→ Stated task
Transcribe the entries that follow exactly as they appear, minus pictures.

→ Dataset records
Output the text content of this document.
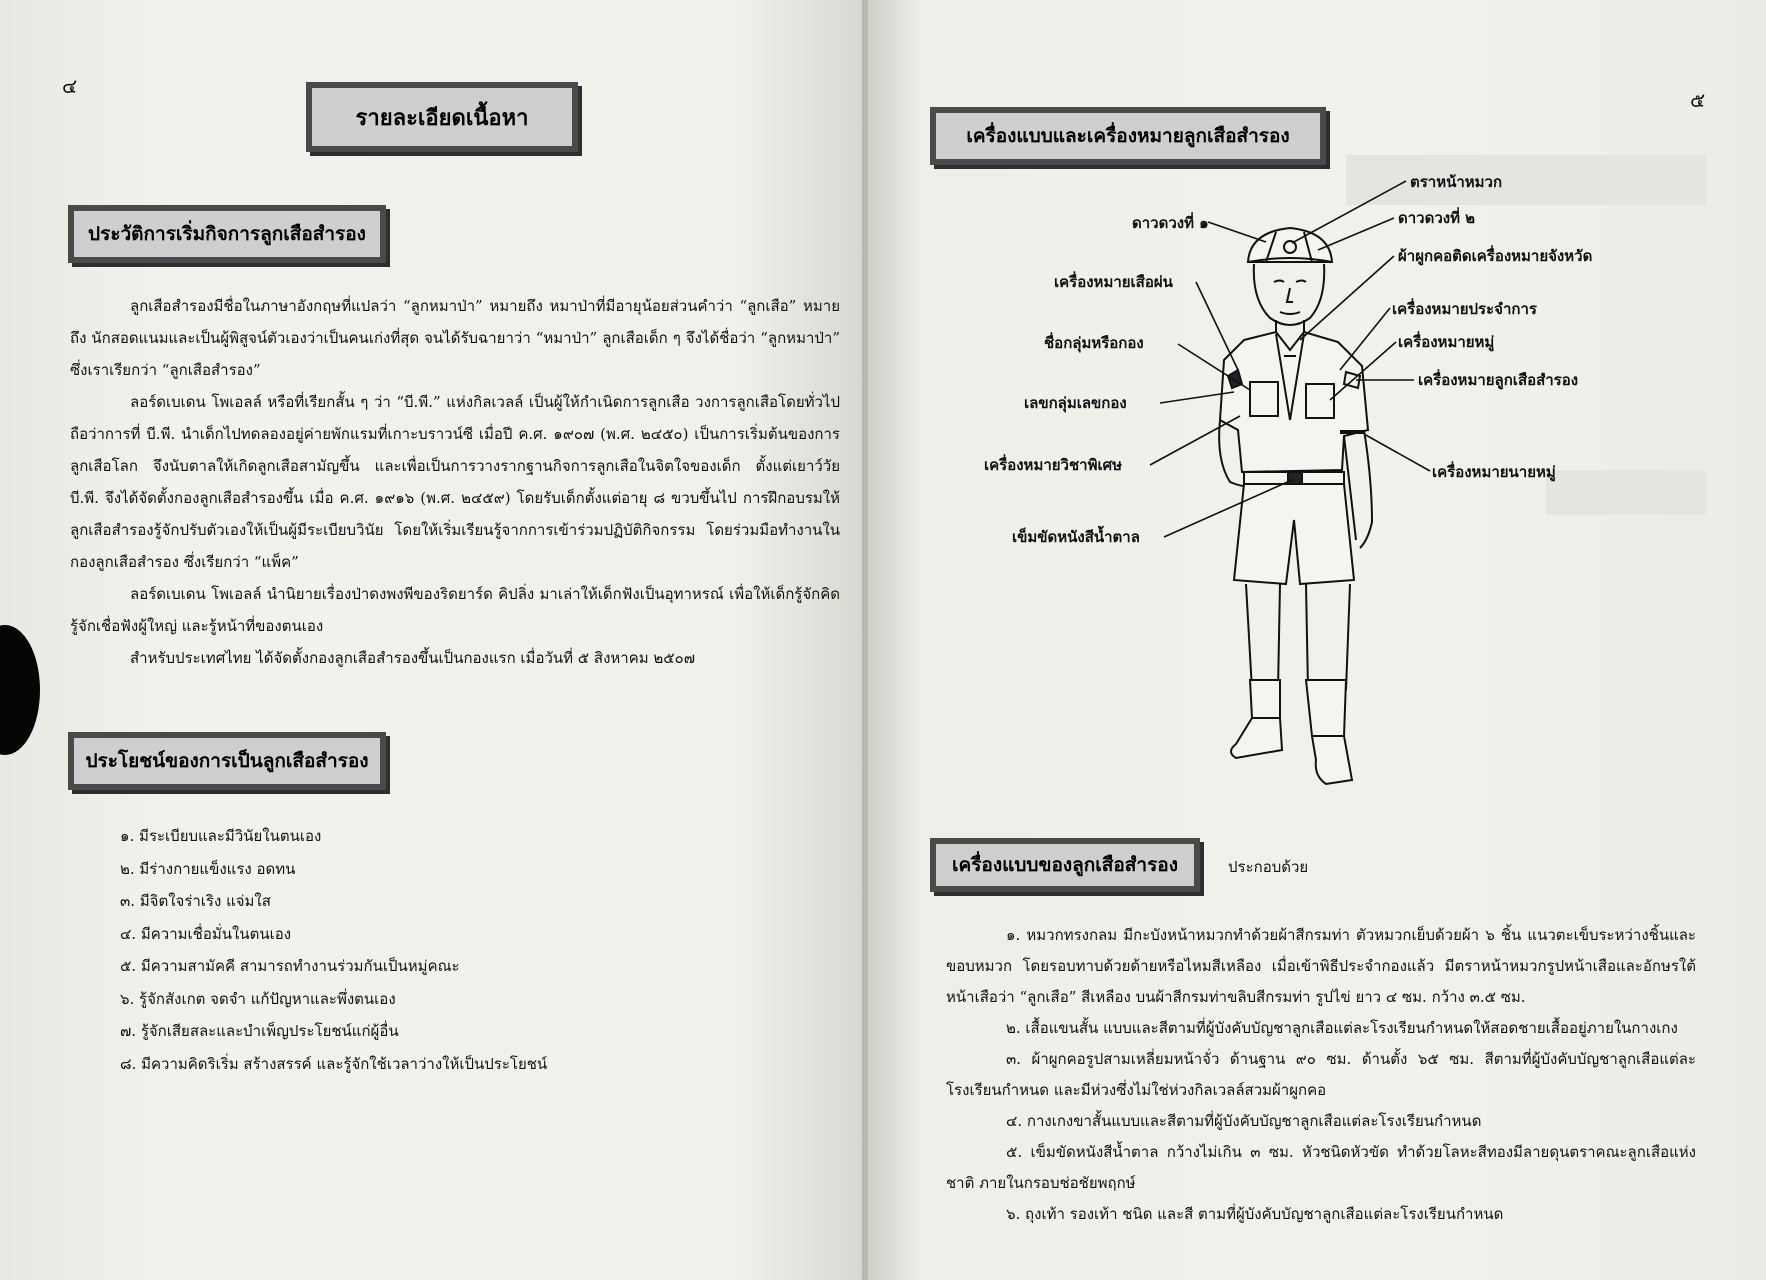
๔
รายละเอียดเนื้อหา
ประวัติการเริ่มกิจการลูกเสือสำรอง

ลูกเสือสำรองมีชื่อในภาษาอังกฤษที่แปลว่า “ลูกหมาป่า” หมายถึง หมาป่าที่มีอายุน้อยส่วนคำว่า “ลูกเสือ” หมายถึง นักสอดแนมและเป็นผู้พิสูจน์ตัวเองว่าเป็นคนเก่งที่สุด จนได้รับฉายาว่า “หมาป่า” ลูกเสือเด็ก ๆ จึงได้ชื่อว่า “ลูกหมาป่า” ซึ่งเราเรียกว่า “ลูกเสือสำรอง”

ลอร์ดเบเดน โพเอลล์ หรือที่เรียกสั้น ๆ ว่า “บี.พี.” แห่งกิลเวลล์ เป็นผู้ให้กำเนิดการลูกเสือ วงการลูกเสือโดยทั่วไปถือว่าการที่ บี.พี. นำเด็กไปทดลองอยู่ค่ายพักแรมที่เกาะบราวน์ซี เมื่อปี ค.ศ. ๑๙๐๗ (พ.ศ. ๒๔๕๐) เป็นการเริ่มต้นของการลูกเสือโลก จึงนับตาลให้เกิดลูกเสือสามัญขึ้น และเพื่อเป็นการวางรากฐานกิจการลูกเสือในจิตใจของเด็ก ตั้งแต่เยาว์วัย บี.พี. จึงได้จัดตั้งกองลูกเสือสำรองขึ้น เมื่อ ค.ศ. ๑๙๑๖ (พ.ศ. ๒๔๕๙) โดยรับเด็กตั้งแต่อายุ ๘ ขวบขึ้นไป การฝึกอบรมให้ลูกเสือสำรองรู้จักปรับตัวเองให้เป็นผู้มีระเบียบวินัย โดยให้เริ่มเรียนรู้จากการเข้าร่วมปฏิบัติกิจกรรม โดยร่วมมือทำงานในกองลูกเสือสำรอง ซึ่งเรียกว่า “แพ็ค”

ลอร์ดเบเดน โพเอลล์ นำนิยายเรื่องป่าดงพงพีของริดยาร์ด คิปลิ่ง มาเล่าให้เด็กฟังเป็นอุทาหรณ์ เพื่อให้เด็กรู้จักคิด รู้จักเชื่อฟังผู้ใหญ่ และรู้หน้าที่ของตนเอง

สำหรับประเทศไทย ได้จัดตั้งกองลูกเสือสำรองขึ้นเป็นกองแรก เมื่อวันที่ ๕ สิงหาคม ๒๕๐๗

ประโยชน์ของการเป็นลูกเสือสำรอง
๑. มีระเบียบและมีวินัยในตนเอง
๒. มีร่างกายแข็งแรง อดทน
๓. มีจิตใจร่าเริง แจ่มใส
๔. มีความเชื่อมั่นในตนเอง
๕. มีความสามัคคี สามารถทำงานร่วมกันเป็นหมู่คณะ
๖. รู้จักสังเกต จดจำ แก้ปัญหาและพึ่งตนเอง
๗. รู้จักเสียสละและบำเพ็ญประโยชน์แก่ผู้อื่น
๘. มีความคิดริเริ่ม สร้างสรรค์ และรู้จักใช้เวลาว่างให้เป็นประโยชน์
๕
เครื่องแบบและเครื่องหมายลูกเสือสำรอง
ดาวดวงที่ ๑
เครื่องหมายเสือผ่น
ชื่อกลุ่มหรือกอง
เลขกลุ่มเลขกอง
เครื่องหมายวิชาพิเศษ
เข็มขัดหนังสีน้ำตาล
ตราหน้าหมวก
ดาวดวงที่ ๒
ผ้าผูกคอติดเครื่องหมายจังหวัด
เครื่องหมายประจำการ
เครื่องหมายหมู่
เครื่องหมายลูกเสือสำรอง
เครื่องหมายนายหมู่
เครื่องแบบของลูกเสือสำรอง	ประกอบด้วย

๑. หมวกทรงกลม มีกะบังหน้าหมวกทำด้วยผ้าสีกรมท่า ตัวหมวกเย็บด้วยผ้า ๖ ชิ้น แนวตะเข็บระหว่างชิ้นและขอบหมวก โดยรอบทาบด้วยด้ายหรือไหมสีเหลือง เมื่อเข้าพิธีประจำกองแล้ว มีตราหน้าหมวกรูปหน้าเสือและอักษรใต้หน้าเสือว่า “ลูกเสือ” สีเหลือง บนผ้าสีกรมท่าขลิบสีกรมท่า รูปไข่ ยาว ๔ ซม. กว้าง ๓.๕ ซม.

๒. เสื้อแขนสั้น แบบและสีตามที่ผู้บังคับบัญชาลูกเสือแต่ละโรงเรียนกำหนดให้สอดชายเสื้ออยู่ภายในกางเกง

๓. ผ้าผูกคอรูปสามเหลี่ยมหน้าจั่ว ด้านฐาน ๙๐ ซม. ด้านตั้ง ๖๕ ซม. สีตามที่ผู้บังคับบัญชาลูกเสือแต่ละโรงเรียนกำหนด และมีห่วงซึ่งไม่ใช่ห่วงกิลเวลล์สวมผ้าผูกคอ

๔. กางเกงขาสั้นแบบและสีตามที่ผู้บังคับบัญชาลูกเสือแต่ละโรงเรียนกำหนด

๕. เข็มขัดหนังสีน้ำตาล กว้างไม่เกิน ๓ ซม. หัวชนิดหัวขัด ทำด้วยโลหะสีทองมีลายดุนตราคณะลูกเสือแห่งชาติ ภายในกรอบช่อชัยพฤกษ์

๖. ถุงเท้า รองเท้า ชนิด และสี ตามที่ผู้บังคับบัญชาลูกเสือแต่ละโรงเรียนกำหนด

→ Task solution
Output the text content of this document.
๔
รายละเอียดเนื้อหา
ประวัติการเริ่มกิจการลูกเสือสำรอง

ลูกเสือสำรองมีชื่อในภาษาอังกฤษที่แปลว่า “ลูกหมาป่า” หมายถึง หมาป่าที่มีอายุน้อยส่วนคำว่า “ลูกเสือ” หมายถึง นักสอดแนมและเป็นผู้พิสูจน์ตัวเองว่าเป็นคนเก่งที่สุด จนได้รับฉายาว่า “หมาป่า” ลูกเสือเด็ก ๆ จึงได้ชื่อว่า “ลูกหมาป่า” ซึ่งเราเรียกว่า “ลูกเสือสำรอง”

ลอร์ดเบเดน โพเอลล์ หรือที่เรียกสั้น ๆ ว่า “บี.พี.” แห่งกิลเวลล์ เป็นผู้ให้กำเนิดการลูกเสือ วงการลูกเสือโดยทั่วไปถือว่าการที่ บี.พี. นำเด็กไปทดลองอยู่ค่ายพักแรมที่เกาะบราวน์ซี เมื่อปี ค.ศ. ๑๙๐๗ (พ.ศ. ๒๔๕๐) เป็นการเริ่มต้นของการลูกเสือโลก จึงนับตาลให้เกิดลูกเสือสามัญขึ้น และเพื่อเป็นการวางรากฐานกิจการลูกเสือในจิตใจของเด็ก ตั้งแต่เยาว์วัย บี.พี. จึงได้จัดตั้งกองลูกเสือสำรองขึ้น เมื่อ ค.ศ. ๑๙๑๖ (พ.ศ. ๒๔๕๙) โดยรับเด็กตั้งแต่อายุ ๘ ขวบขึ้นไป การฝึกอบรมให้ลูกเสือสำรองรู้จักปรับตัวเองให้เป็นผู้มีระเบียบวินัย โดยให้เริ่มเรียนรู้จากการเข้าร่วมปฏิบัติกิจกรรม โดยร่วมมือทำงานในกองลูกเสือสำรอง ซึ่งเรียกว่า “แพ็ค”

ลอร์ดเบเดน โพเอลล์ นำนิยายเรื่องป่าดงพงพีของริดยาร์ด คิปลิ่ง มาเล่าให้เด็กฟังเป็นอุทาหรณ์ เพื่อให้เด็กรู้จักคิด รู้จักเชื่อฟังผู้ใหญ่ และรู้หน้าที่ของตนเอง

สำหรับประเทศไทย ได้จัดตั้งกองลูกเสือสำรองขึ้นเป็นกองแรก เมื่อวันที่ ๕ สิงหาคม ๒๕๐๗

ประโยชน์ของการเป็นลูกเสือสำรอง
๑. มีระเบียบและมีวินัยในตนเอง
๒. มีร่างกายแข็งแรง อดทน
๓. มีจิตใจร่าเริง แจ่มใส
๔. มีความเชื่อมั่นในตนเอง
๕. มีความสามัคคี สามารถทำงานร่วมกันเป็นหมู่คณะ
๖. รู้จักสังเกต จดจำ แก้ปัญหาและพึ่งตนเอง
๗. รู้จักเสียสละและบำเพ็ญประโยชน์แก่ผู้อื่น
๘. มีความคิดริเริ่ม สร้างสรรค์ และรู้จักใช้เวลาว่างให้เป็นประโยชน์
๕
เครื่องแบบและเครื่องหมายลูกเสือสำรอง
ดาวดวงที่ ๑
เครื่องหมายเสือผ่น
ชื่อกลุ่มหรือกอง
เลขกลุ่มเลขกอง
เครื่องหมายวิชาพิเศษ
เข็มขัดหนังสีน้ำตาล
ตราหน้าหมวก
ดาวดวงที่ ๒
ผ้าผูกคอติดเครื่องหมายจังหวัด
เครื่องหมายประจำการ
เครื่องหมายหมู่
เครื่องหมายลูกเสือสำรอง
เครื่องหมายนายหมู่
เครื่องแบบของลูกเสือสำรอง	ประกอบด้วย

๑. หมวกทรงกลม มีกะบังหน้าหมวกทำด้วยผ้าสีกรมท่า ตัวหมวกเย็บด้วยผ้า ๖ ชิ้น แนวตะเข็บระหว่างชิ้นและขอบหมวก โดยรอบทาบด้วยด้ายหรือไหมสีเหลือง เมื่อเข้าพิธีประจำกองแล้ว มีตราหน้าหมวกรูปหน้าเสือและอักษรใต้หน้าเสือว่า “ลูกเสือ” สีเหลือง บนผ้าสีกรมท่าขลิบสีกรมท่า รูปไข่ ยาว ๔ ซม. กว้าง ๓.๕ ซม.

๒. เสื้อแขนสั้น แบบและสีตามที่ผู้บังคับบัญชาลูกเสือแต่ละโรงเรียนกำหนดให้สอดชายเสื้ออยู่ภายในกางเกง

๓. ผ้าผูกคอรูปสามเหลี่ยมหน้าจั่ว ด้านฐาน ๙๐ ซม. ด้านตั้ง ๖๕ ซม. สีตามที่ผู้บังคับบัญชาลูกเสือแต่ละโรงเรียนกำหนด และมีห่วงซึ่งไม่ใช่ห่วงกิลเวลล์สวมผ้าผูกคอ

๔. กางเกงขาสั้นแบบและสีตามที่ผู้บังคับบัญชาลูกเสือแต่ละโรงเรียนกำหนด

๕. เข็มขัดหนังสีน้ำตาล กว้างไม่เกิน ๓ ซม. หัวชนิดหัวขัด ทำด้วยโลหะสีทองมีลายดุนตราคณะลูกเสือแห่งชาติ ภายในกรอบช่อชัยพฤกษ์

๖. ถุงเท้า รองเท้า ชนิด และสี ตามที่ผู้บังคับบัญชาลูกเสือแต่ละโรงเรียนกำหนด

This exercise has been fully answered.